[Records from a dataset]
------
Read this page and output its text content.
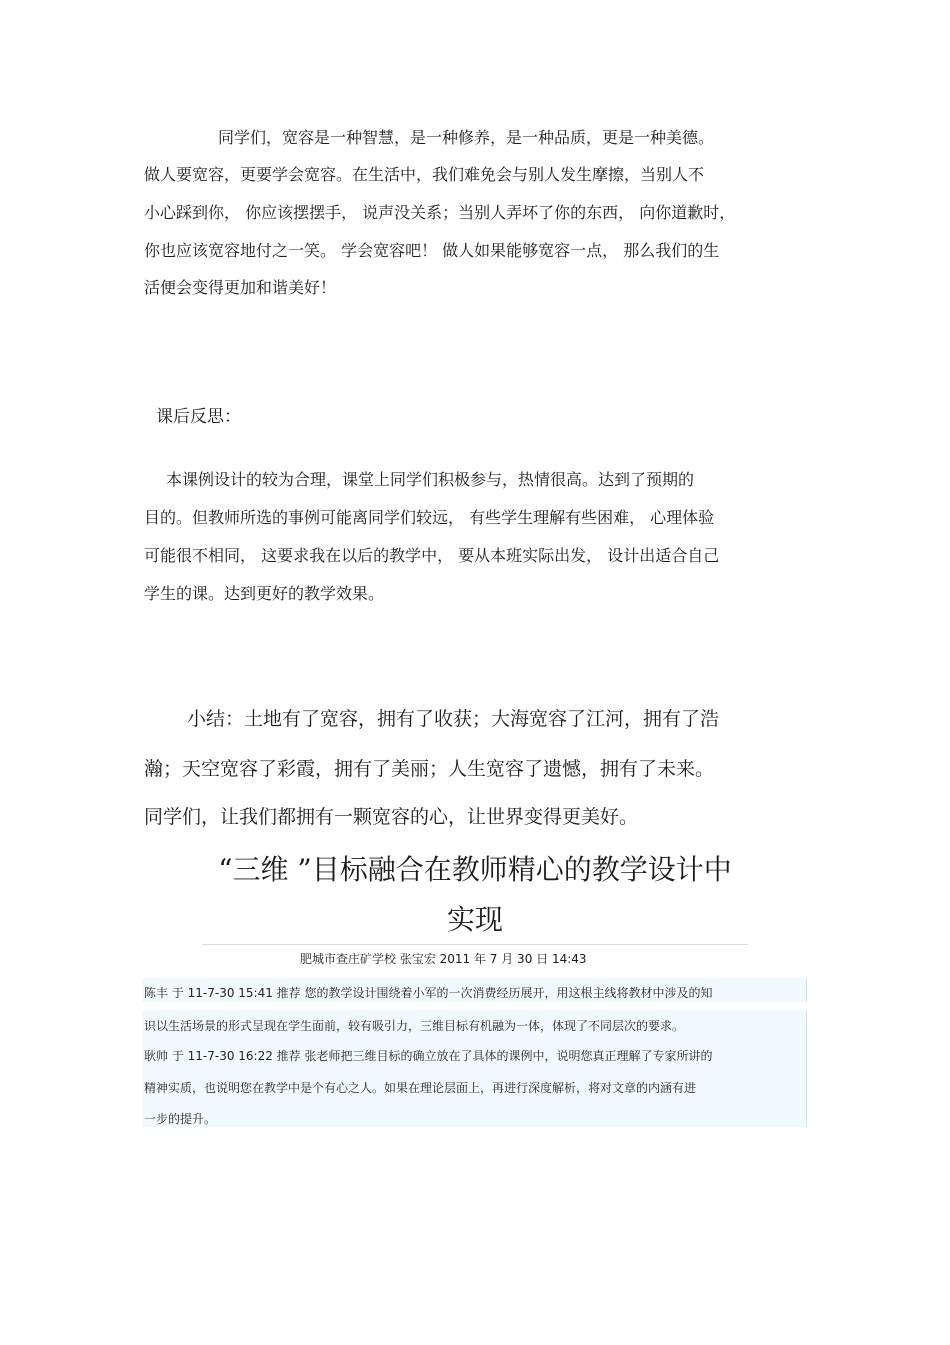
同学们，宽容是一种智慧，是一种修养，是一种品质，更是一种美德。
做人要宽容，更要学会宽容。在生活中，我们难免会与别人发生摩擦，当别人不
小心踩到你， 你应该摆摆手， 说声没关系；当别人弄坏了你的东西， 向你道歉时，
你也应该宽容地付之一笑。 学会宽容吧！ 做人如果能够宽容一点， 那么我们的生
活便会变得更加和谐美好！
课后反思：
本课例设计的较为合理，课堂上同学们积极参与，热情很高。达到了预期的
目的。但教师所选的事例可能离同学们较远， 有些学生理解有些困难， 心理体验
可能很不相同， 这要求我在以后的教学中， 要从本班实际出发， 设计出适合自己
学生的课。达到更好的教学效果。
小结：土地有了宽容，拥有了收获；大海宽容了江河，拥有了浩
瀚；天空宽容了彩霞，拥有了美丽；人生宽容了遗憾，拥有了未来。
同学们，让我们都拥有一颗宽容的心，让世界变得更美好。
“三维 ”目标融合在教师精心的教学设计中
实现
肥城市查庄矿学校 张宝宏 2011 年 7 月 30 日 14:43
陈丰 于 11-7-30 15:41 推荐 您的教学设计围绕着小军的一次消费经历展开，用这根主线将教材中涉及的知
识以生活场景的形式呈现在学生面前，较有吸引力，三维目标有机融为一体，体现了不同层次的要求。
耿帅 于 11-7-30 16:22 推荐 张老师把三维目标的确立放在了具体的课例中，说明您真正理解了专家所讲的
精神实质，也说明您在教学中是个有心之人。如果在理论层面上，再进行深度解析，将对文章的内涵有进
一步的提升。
------
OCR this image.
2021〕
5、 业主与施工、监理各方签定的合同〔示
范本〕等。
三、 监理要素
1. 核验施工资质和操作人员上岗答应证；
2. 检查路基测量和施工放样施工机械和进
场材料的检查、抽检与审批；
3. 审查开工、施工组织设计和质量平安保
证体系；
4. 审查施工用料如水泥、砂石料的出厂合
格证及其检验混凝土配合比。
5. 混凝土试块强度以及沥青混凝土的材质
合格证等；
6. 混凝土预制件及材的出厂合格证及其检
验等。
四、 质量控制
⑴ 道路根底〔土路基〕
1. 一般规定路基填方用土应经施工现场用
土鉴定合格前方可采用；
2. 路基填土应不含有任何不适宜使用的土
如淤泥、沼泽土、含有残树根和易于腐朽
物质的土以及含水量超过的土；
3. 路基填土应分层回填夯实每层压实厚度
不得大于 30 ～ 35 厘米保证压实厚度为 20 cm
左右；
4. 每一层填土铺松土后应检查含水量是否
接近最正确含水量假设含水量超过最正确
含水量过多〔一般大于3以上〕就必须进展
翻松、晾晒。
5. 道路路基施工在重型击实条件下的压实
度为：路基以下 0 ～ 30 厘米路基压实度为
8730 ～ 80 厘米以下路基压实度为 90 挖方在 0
------
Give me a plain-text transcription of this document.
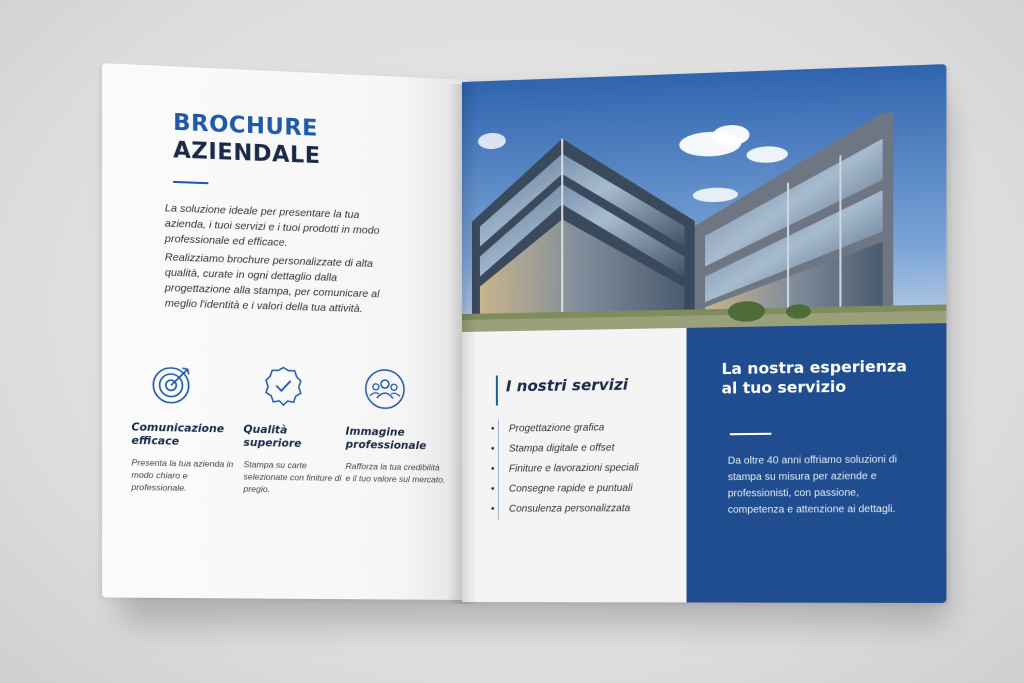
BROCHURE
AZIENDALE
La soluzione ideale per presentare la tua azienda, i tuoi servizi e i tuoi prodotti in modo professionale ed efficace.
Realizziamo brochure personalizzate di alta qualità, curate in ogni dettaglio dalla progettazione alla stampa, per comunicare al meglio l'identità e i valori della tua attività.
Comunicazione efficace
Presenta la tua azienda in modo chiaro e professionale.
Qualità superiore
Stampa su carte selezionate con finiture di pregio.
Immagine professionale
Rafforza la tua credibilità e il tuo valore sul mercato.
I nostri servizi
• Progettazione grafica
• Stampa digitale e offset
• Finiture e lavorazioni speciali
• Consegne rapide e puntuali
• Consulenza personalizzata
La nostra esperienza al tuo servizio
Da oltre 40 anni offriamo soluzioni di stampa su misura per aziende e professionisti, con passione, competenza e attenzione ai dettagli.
------
(EXERCISE DESCRIPTION) What is the number of lines in the data holding the word "this"? Reply with that number only.

(RIGHT ANSWER) 3